**Required work**
Give back the full listing, character for character, with no pictures.
----- Information supplied
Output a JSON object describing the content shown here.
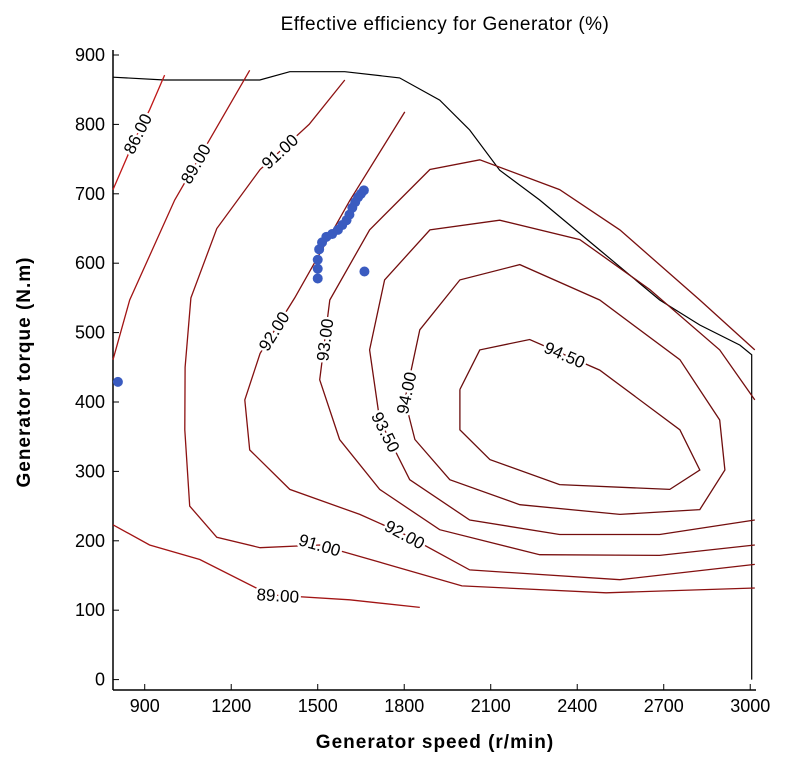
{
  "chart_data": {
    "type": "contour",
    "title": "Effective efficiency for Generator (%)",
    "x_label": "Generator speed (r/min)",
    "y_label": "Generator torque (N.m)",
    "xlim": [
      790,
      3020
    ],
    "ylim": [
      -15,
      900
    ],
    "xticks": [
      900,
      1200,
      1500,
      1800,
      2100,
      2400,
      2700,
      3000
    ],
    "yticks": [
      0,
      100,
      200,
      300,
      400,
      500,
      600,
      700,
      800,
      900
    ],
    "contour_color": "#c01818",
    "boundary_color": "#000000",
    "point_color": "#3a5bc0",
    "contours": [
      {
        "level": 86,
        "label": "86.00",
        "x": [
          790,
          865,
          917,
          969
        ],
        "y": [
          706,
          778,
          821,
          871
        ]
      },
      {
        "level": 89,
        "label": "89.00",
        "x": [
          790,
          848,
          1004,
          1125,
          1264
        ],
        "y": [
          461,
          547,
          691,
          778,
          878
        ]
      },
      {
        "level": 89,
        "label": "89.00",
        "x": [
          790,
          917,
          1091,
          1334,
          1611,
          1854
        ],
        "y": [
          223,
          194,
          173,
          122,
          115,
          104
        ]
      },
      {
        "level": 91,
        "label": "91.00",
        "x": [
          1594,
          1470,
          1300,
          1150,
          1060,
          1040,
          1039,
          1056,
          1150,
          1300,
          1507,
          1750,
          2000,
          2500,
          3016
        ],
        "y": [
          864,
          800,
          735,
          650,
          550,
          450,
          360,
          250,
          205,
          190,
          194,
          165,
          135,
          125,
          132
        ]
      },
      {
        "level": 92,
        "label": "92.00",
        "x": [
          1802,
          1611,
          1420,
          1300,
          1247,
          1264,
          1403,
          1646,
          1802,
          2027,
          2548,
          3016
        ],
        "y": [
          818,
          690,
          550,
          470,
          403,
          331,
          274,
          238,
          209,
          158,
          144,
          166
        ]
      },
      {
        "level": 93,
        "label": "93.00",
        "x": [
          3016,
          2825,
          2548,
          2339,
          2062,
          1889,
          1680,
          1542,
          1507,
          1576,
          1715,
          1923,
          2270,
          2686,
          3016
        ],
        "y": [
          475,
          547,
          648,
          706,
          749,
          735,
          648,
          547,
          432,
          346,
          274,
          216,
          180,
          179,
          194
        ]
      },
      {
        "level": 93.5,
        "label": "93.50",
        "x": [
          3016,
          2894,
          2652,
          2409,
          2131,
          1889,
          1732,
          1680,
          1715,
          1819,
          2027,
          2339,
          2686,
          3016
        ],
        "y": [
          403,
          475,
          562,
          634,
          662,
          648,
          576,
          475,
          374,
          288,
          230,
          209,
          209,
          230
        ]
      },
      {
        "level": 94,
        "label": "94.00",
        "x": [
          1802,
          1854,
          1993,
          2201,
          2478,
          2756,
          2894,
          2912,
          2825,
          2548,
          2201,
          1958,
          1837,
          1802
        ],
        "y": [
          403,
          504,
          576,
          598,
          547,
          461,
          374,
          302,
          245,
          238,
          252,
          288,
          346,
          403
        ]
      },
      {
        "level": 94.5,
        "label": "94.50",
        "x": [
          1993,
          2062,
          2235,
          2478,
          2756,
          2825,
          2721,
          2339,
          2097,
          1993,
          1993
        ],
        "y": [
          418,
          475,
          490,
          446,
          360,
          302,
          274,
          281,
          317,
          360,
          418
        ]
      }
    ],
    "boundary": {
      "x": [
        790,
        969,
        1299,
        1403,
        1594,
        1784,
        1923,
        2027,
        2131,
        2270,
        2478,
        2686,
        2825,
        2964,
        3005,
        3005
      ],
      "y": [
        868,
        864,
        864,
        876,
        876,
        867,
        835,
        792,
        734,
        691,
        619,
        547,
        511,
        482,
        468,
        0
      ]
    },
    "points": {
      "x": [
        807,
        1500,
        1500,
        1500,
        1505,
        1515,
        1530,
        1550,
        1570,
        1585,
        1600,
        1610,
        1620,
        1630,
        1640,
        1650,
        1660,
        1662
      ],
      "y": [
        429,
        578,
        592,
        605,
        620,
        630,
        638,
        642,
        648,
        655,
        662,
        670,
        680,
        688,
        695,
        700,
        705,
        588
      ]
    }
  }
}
----------
**Reply**
Output a JSON object describing the content shown here.
{
  "chart_data": {
    "type": "contour",
    "title": "Effective efficiency for Generator (%)",
    "x_label": "Generator speed (r/min)",
    "y_label": "Generator torque (N.m)",
    "xlim": [
      790,
      3020
    ],
    "ylim": [
      -15,
      900
    ],
    "xticks": [
      900,
      1200,
      1500,
      1800,
      2100,
      2400,
      2700,
      3000
    ],
    "yticks": [
      0,
      100,
      200,
      300,
      400,
      500,
      600,
      700,
      800,
      900
    ],
    "contour_color": "#c01818",
    "boundary_color": "#000000",
    "point_color": "#3a5bc0",
    "contours": [
      {
        "level": 86,
        "label": "86.00",
        "x": [
          790,
          865,
          917,
          969
        ],
        "y": [
          706,
          778,
          821,
          871
        ]
      },
      {
        "level": 89,
        "label": "89.00",
        "x": [
          790,
          848,
          1004,
          1125,
          1264
        ],
        "y": [
          461,
          547,
          691,
          778,
          878
        ]
      },
      {
        "level": 89,
        "label": "89.00",
        "x": [
          790,
          917,
          1091,
          1334,
          1611,
          1854
        ],
        "y": [
          223,
          194,
          173,
          122,
          115,
          104
        ]
      },
      {
        "level": 91,
        "label": "91.00",
        "x": [
          1594,
          1470,
          1300,
          1150,
          1060,
          1040,
          1039,
          1056,
          1150,
          1300,
          1507,
          1750,
          2000,
          2500,
          3016
        ],
        "y": [
          864,
          800,
          735,
          650,
          550,
          450,
          360,
          250,
          205,
          190,
          194,
          165,
          135,
          125,
          132
        ]
      },
      {
        "level": 92,
        "label": "92.00",
        "x": [
          1802,
          1611,
          1420,
          1300,
          1247,
          1264,
          1403,
          1646,
          1802,
          2027,
          2548,
          3016
        ],
        "y": [
          818,
          690,
          550,
          470,
          403,
          331,
          274,
          238,
          209,
          158,
          144,
          166
        ]
      },
      {
        "level": 93,
        "label": "93.00",
        "x": [
          3016,
          2825,
          2548,
          2339,
          2062,
          1889,
          1680,
          1542,
          1507,
          1576,
          1715,
          1923,
          2270,
          2686,
          3016
        ],
        "y": [
          475,
          547,
          648,
          706,
          749,
          735,
          648,
          547,
          432,
          346,
          274,
          216,
          180,
          179,
          194
        ]
      },
      {
        "level": 93.5,
        "label": "93.50",
        "x": [
          3016,
          2894,
          2652,
          2409,
          2131,
          1889,
          1732,
          1680,
          1715,
          1819,
          2027,
          2339,
          2686,
          3016
        ],
        "y": [
          403,
          475,
          562,
          634,
          662,
          648,
          576,
          475,
          374,
          288,
          230,
          209,
          209,
          230
        ]
      },
      {
        "level": 94,
        "label": "94.00",
        "x": [
          1802,
          1854,
          1993,
          2201,
          2478,
          2756,
          2894,
          2912,
          2825,
          2548,
          2201,
          1958,
          1837,
          1802
        ],
        "y": [
          403,
          504,
          576,
          598,
          547,
          461,
          374,
          302,
          245,
          238,
          252,
          288,
          346,
          403
        ]
      },
      {
        "level": 94.5,
        "label": "94.50",
        "x": [
          1993,
          2062,
          2235,
          2478,
          2756,
          2825,
          2721,
          2339,
          2097,
          1993,
          1993
        ],
        "y": [
          418,
          475,
          490,
          446,
          360,
          302,
          274,
          281,
          317,
          360,
          418
        ]
      }
    ],
    "boundary": {
      "x": [
        790,
        969,
        1299,
        1403,
        1594,
        1784,
        1923,
        2027,
        2131,
        2270,
        2478,
        2686,
        2825,
        2964,
        3005,
        3005
      ],
      "y": [
        868,
        864,
        864,
        876,
        876,
        867,
        835,
        792,
        734,
        691,
        619,
        547,
        511,
        482,
        468,
        0
      ]
    },
    "points": {
      "x": [
        807,
        1500,
        1500,
        1500,
        1505,
        1515,
        1530,
        1550,
        1570,
        1585,
        1600,
        1610,
        1620,
        1630,
        1640,
        1650,
        1660,
        1662
      ],
      "y": [
        429,
        578,
        592,
        605,
        620,
        630,
        638,
        642,
        648,
        655,
        662,
        670,
        680,
        688,
        695,
        700,
        705,
        588
      ]
    }
  }
}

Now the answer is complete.